— START DATA ROWS —

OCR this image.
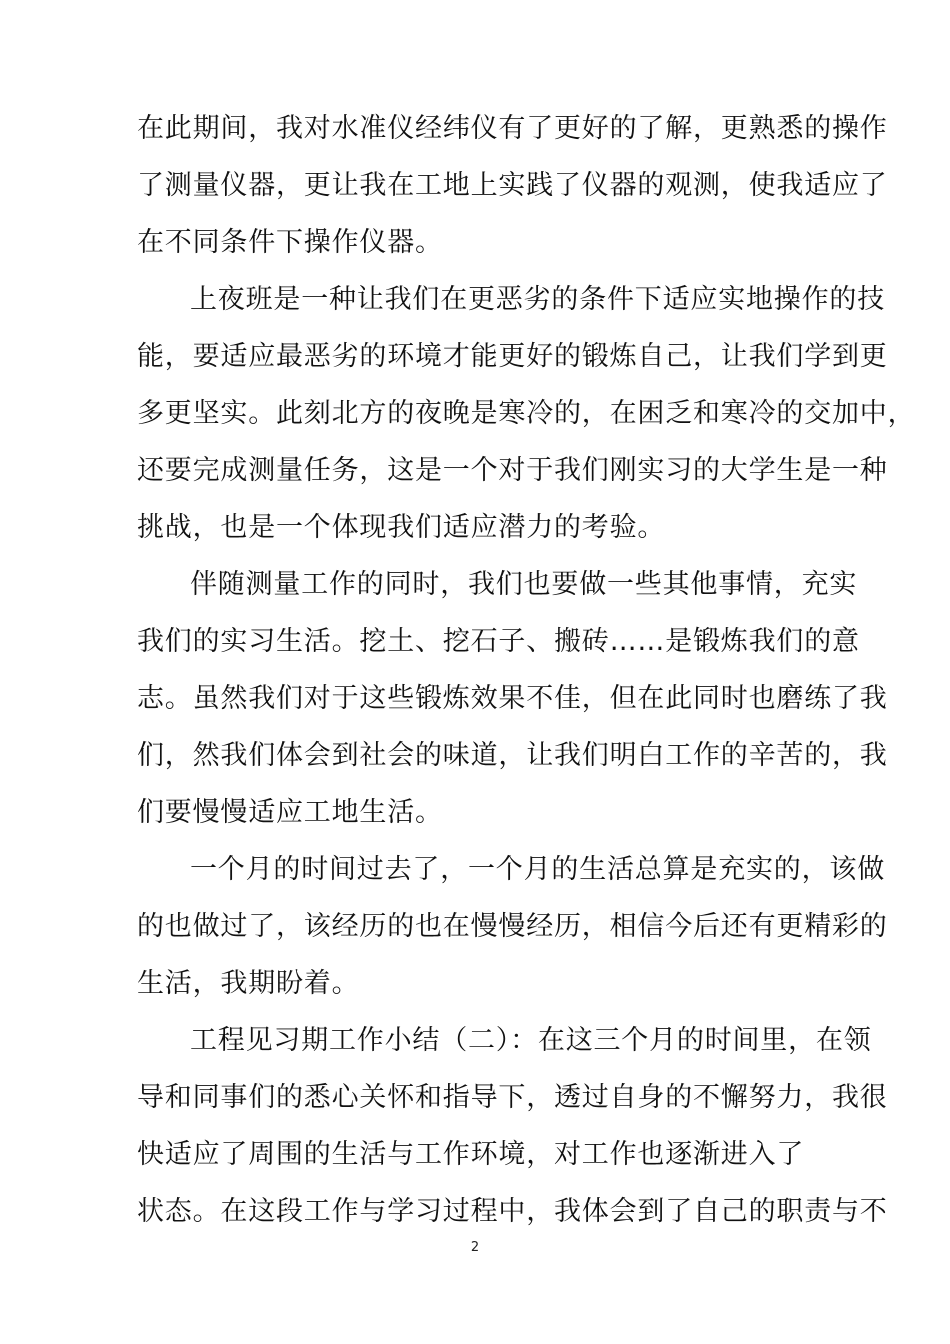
在此期间，我对水准仪经纬仪有了更好的了解，更熟悉的操作
了测量仪器，更让我在工地上实践了仪器的观测，使我适应了
在不同条件下操作仪器。
上夜班是一种让我们在更恶劣的条件下适应实地操作的技
能，要适应最恶劣的环境才能更好的锻炼自己，让我们学到更
多更坚实。此刻北方的夜晚是寒冷的，在困乏和寒冷的交加中，
还要完成测量任务，这是一个对于我们刚实习的大学生是一种
挑战，也是一个体现我们适应潜力的考验。
伴随测量工作的同时，我们也要做一些其他事情，充实
我们的实习生活。挖土、挖石子、搬砖……是锻炼我们的意
志。虽然我们对于这些锻炼效果不佳，但在此同时也磨练了我
们，然我们体会到社会的味道，让我们明白工作的辛苦的，我
们要慢慢适应工地生活。
一个月的时间过去了，一个月的生活总算是充实的，该做
的也做过了，该经历的也在慢慢经历，相信今后还有更精彩的
生活，我期盼着。
工程见习期工作小结（二）：在这三个月的时间里，在领
导和同事们的悉心关怀和指导下，透过自身的不懈努力，我很
快适应了周围的生活与工作环境，对工作也逐渐进入了
状态。在这段工作与学习过程中，我体会到了自己的职责与不
2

— END DATA ROWS —

▶ EXERCISE DIRECTIONS:
Repeat every record precisely. Any picture among them stays out of the copy.

▶ TASK OUTPUT:
OCR this image.
在此期间，我对水准仪经纬仪有了更好的了解，更熟悉的操作
了测量仪器，更让我在工地上实践了仪器的观测，使我适应了
在不同条件下操作仪器。
上夜班是一种让我们在更恶劣的条件下适应实地操作的技
能，要适应最恶劣的环境才能更好的锻炼自己，让我们学到更
多更坚实。此刻北方的夜晚是寒冷的，在困乏和寒冷的交加中，
还要完成测量任务，这是一个对于我们刚实习的大学生是一种
挑战，也是一个体现我们适应潜力的考验。
伴随测量工作的同时，我们也要做一些其他事情，充实
我们的实习生活。挖土、挖石子、搬砖……是锻炼我们的意
志。虽然我们对于这些锻炼效果不佳，但在此同时也磨练了我
们，然我们体会到社会的味道，让我们明白工作的辛苦的，我
们要慢慢适应工地生活。
一个月的时间过去了，一个月的生活总算是充实的，该做
的也做过了，该经历的也在慢慢经历，相信今后还有更精彩的
生活，我期盼着。
工程见习期工作小结（二）：在这三个月的时间里，在领
导和同事们的悉心关怀和指导下，透过自身的不懈努力，我很
快适应了周围的生活与工作环境，对工作也逐渐进入了
状态。在这段工作与学习过程中，我体会到了自己的职责与不
2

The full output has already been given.